Task objective: Convert the lines below into a JSON list of strings, one string per line, skipping any blank lines and omitting the pictures.

**** Records

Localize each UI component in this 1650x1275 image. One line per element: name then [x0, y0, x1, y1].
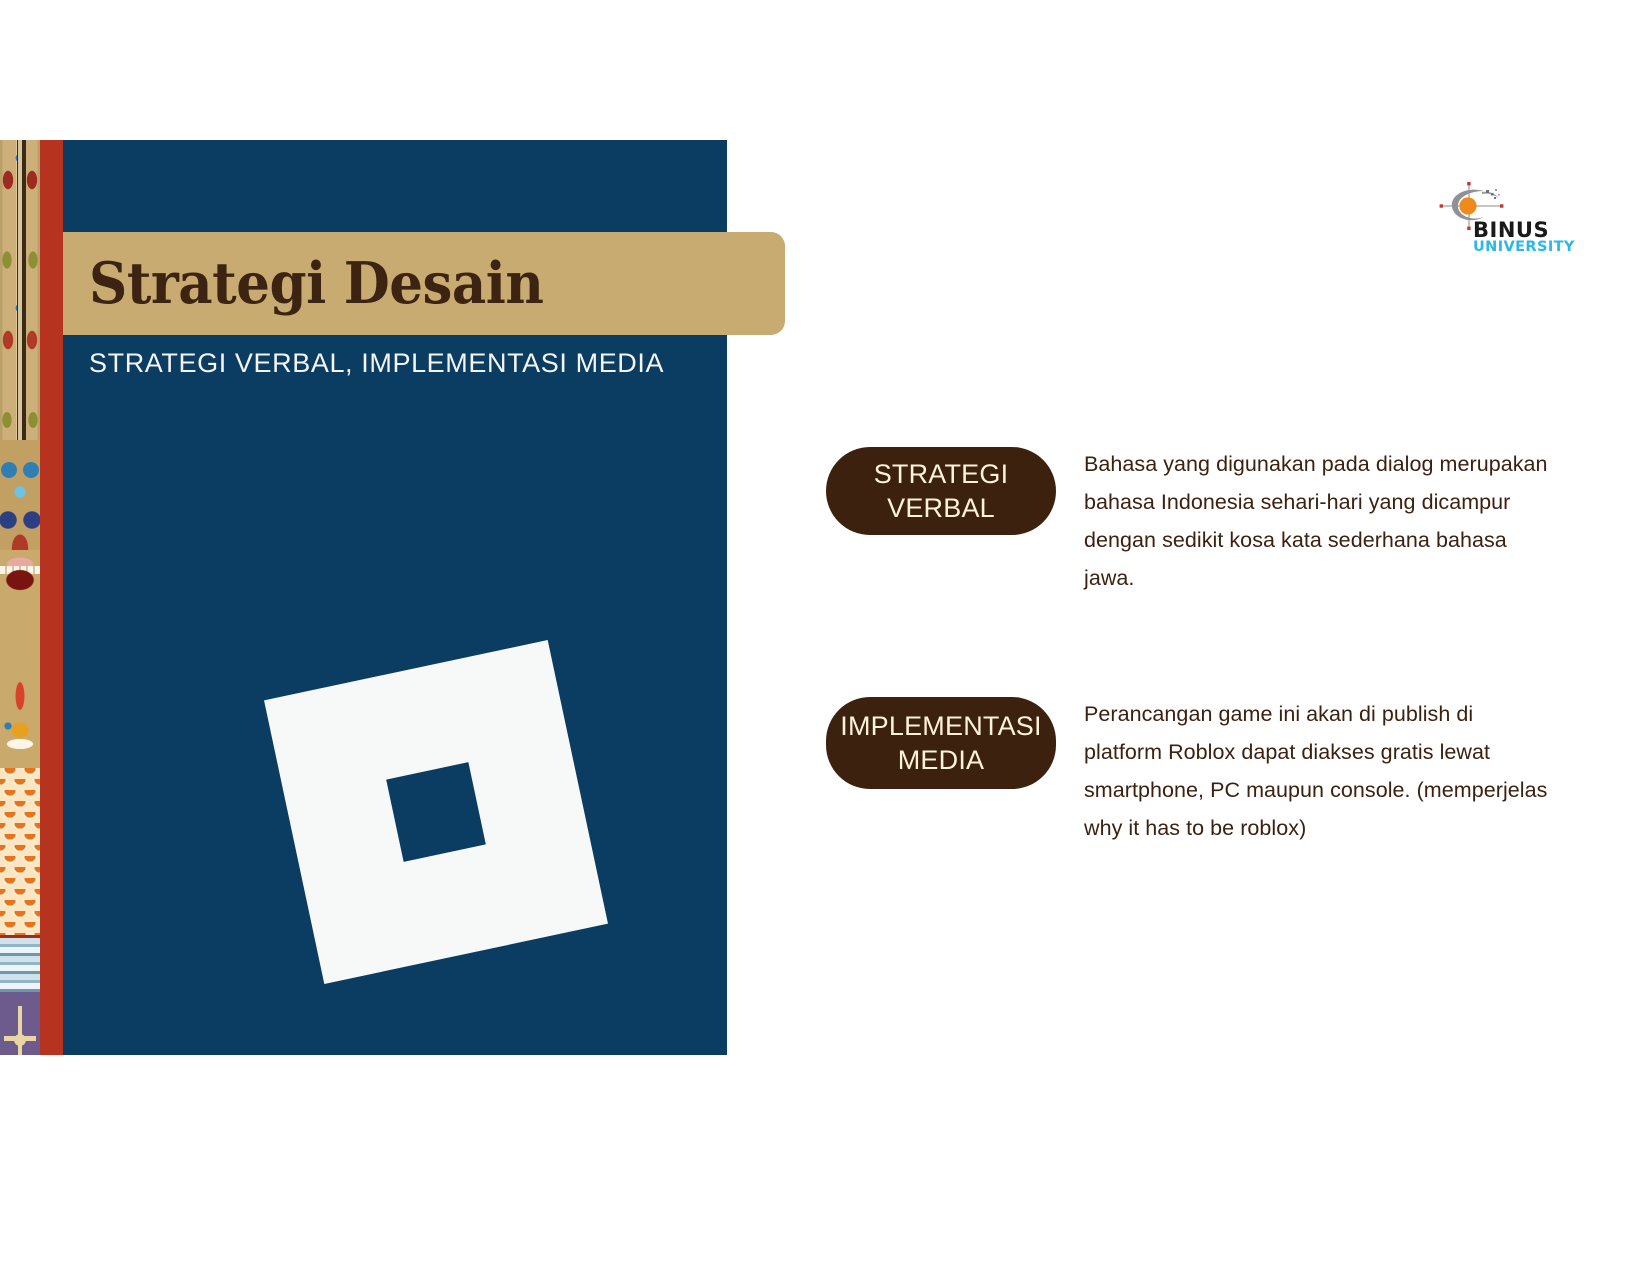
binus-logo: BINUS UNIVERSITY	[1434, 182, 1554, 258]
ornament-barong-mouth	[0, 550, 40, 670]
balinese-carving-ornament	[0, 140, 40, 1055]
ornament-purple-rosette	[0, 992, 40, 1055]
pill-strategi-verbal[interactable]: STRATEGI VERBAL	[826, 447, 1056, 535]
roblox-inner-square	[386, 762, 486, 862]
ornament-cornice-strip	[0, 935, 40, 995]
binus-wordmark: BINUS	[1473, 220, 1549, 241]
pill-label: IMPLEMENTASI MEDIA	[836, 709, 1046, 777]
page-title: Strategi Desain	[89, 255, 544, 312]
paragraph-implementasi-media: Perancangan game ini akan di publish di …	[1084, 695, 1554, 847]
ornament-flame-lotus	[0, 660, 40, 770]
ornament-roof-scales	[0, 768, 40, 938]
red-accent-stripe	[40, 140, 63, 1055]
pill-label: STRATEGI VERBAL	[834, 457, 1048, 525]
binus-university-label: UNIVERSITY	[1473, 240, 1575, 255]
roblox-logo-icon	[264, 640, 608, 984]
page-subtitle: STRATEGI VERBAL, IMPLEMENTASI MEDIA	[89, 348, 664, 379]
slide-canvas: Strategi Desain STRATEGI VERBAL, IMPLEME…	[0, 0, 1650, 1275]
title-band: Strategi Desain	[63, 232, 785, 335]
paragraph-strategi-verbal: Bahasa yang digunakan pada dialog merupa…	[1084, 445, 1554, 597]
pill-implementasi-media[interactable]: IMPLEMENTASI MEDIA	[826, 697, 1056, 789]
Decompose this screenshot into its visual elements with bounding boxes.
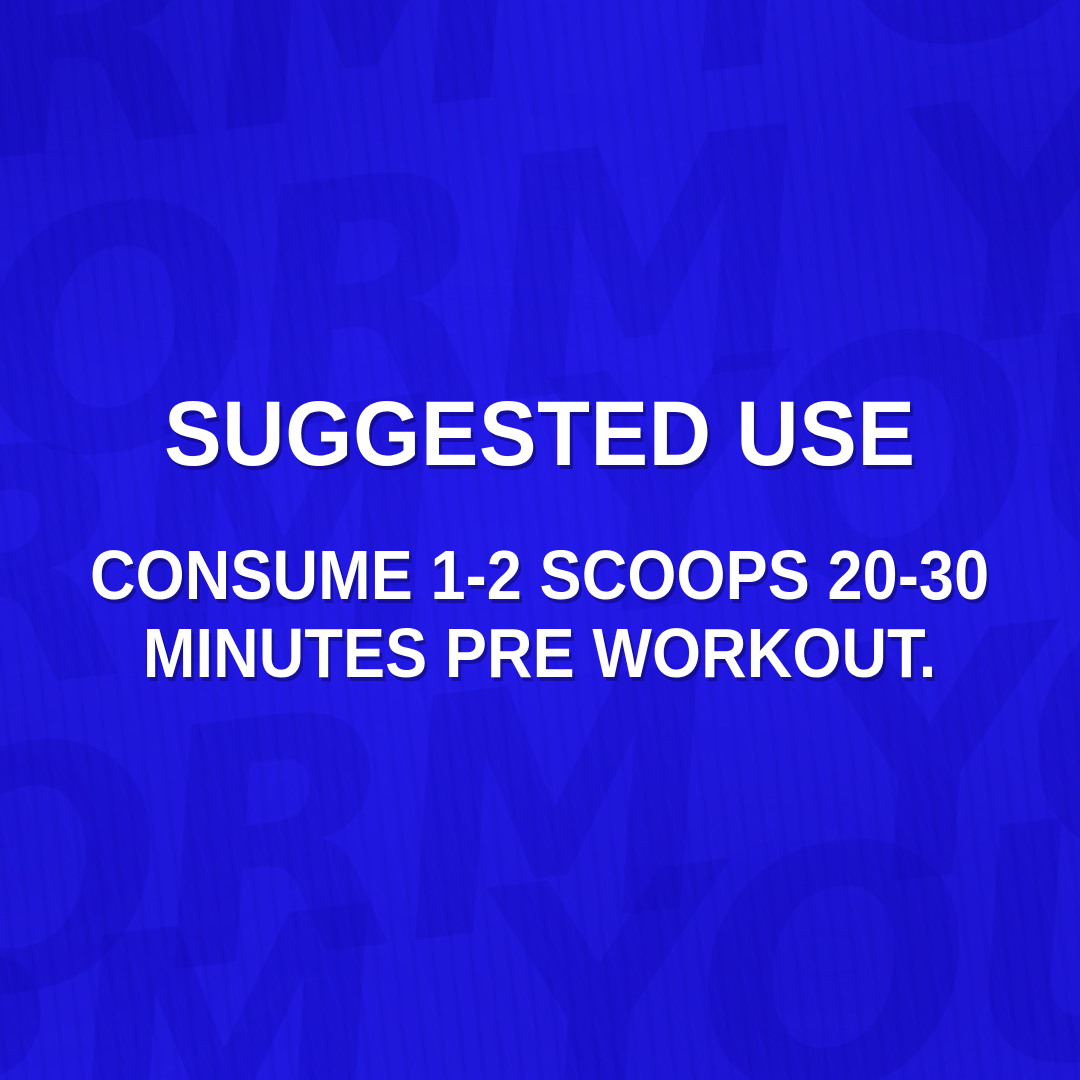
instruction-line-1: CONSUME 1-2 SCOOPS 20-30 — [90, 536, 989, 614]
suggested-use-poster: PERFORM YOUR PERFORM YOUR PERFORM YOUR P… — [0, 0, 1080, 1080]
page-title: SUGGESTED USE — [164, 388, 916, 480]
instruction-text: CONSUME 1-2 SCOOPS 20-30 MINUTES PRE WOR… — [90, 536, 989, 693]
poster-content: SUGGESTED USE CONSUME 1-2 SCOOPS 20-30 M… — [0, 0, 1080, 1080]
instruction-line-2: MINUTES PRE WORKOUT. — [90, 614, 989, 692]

********

Exercise result:
[
  "Localize each UI component in this 1650x1275 image. One line per element: name then [x0, y0, x1, y1].",
  "binus-logo: BINUS UNIVERSITY\t[1434, 182, 1554, 258]",
  "ornament-barong-mouth\t[0, 550, 40, 670]",
  "balinese-carving-ornament\t[0, 140, 40, 1055]",
  "ornament-purple-rosette\t[0, 992, 40, 1055]",
  "pill-strategi-verbal[interactable]: STRATEGI VERBAL\t[826, 447, 1056, 535]",
  "roblox-inner-square\t[386, 762, 486, 862]",
  "ornament-cornice-strip\t[0, 935, 40, 995]",
  "binus-wordmark: BINUS\t[1473, 220, 1549, 241]",
  "pill-label: IMPLEMENTASI MEDIA\t[836, 709, 1046, 777]",
  "page-title: Strategi Desain\t[89, 255, 544, 312]",
  "paragraph-implementasi-media: Perancangan game ini akan di publish di …\t[1084, 695, 1554, 847]",
  "ornament-flame-lotus\t[0, 660, 40, 770]",
  "ornament-roof-scales\t[0, 768, 40, 938]",
  "red-accent-stripe\t[40, 140, 63, 1055]",
  "pill-label: STRATEGI VERBAL\t[834, 457, 1048, 525]",
  "binus-university-label: UNIVERSITY\t[1473, 240, 1575, 255]",
  "roblox-logo-icon\t[264, 640, 608, 984]",
  "page-subtitle: STRATEGI VERBAL, IMPLEMENTASI MEDIA\t[89, 348, 664, 379]",
  "slide-canvas: Strategi Desain STRATEGI VERBAL, IMPLEME…\t[0, 0, 1650, 1275]",
  "title-band: Strategi Desain\t[63, 232, 785, 335]",
  "paragraph-strategi-verbal: Bahasa yang digunakan pada dialog merupa…\t[1084, 445, 1554, 597]",
  "pill-implementasi-media[interactable]: IMPLEMENTASI MEDIA\t[826, 697, 1056, 789]",
  "Decompose this screenshot into its visual elements with bounding boxes.",
  "instruction-line-1: CONSUME 1-2 SCOOPS 20-30 — [90, 536, 989, 614]",
  "suggested-use-poster: PERFORM YOUR PERFORM YOUR PERFORM YOUR P… — [0, 0, 1080, 1080]",
  "page-title: SUGGESTED USE — [164, 388, 916, 480]",
  "instruction-text: CONSUME 1-2 SCOOPS 20-30 MINUTES PRE WOR… — [90, 536, 989, 693]",
  "poster-content: SUGGESTED USE CONSUME 1-2 SCOOPS 20-30 M… — [0, 0, 1080, 1080]",
  "instruction-line-2: MINUTES PRE WORKOUT. — [90, 614, 989, 692]"
]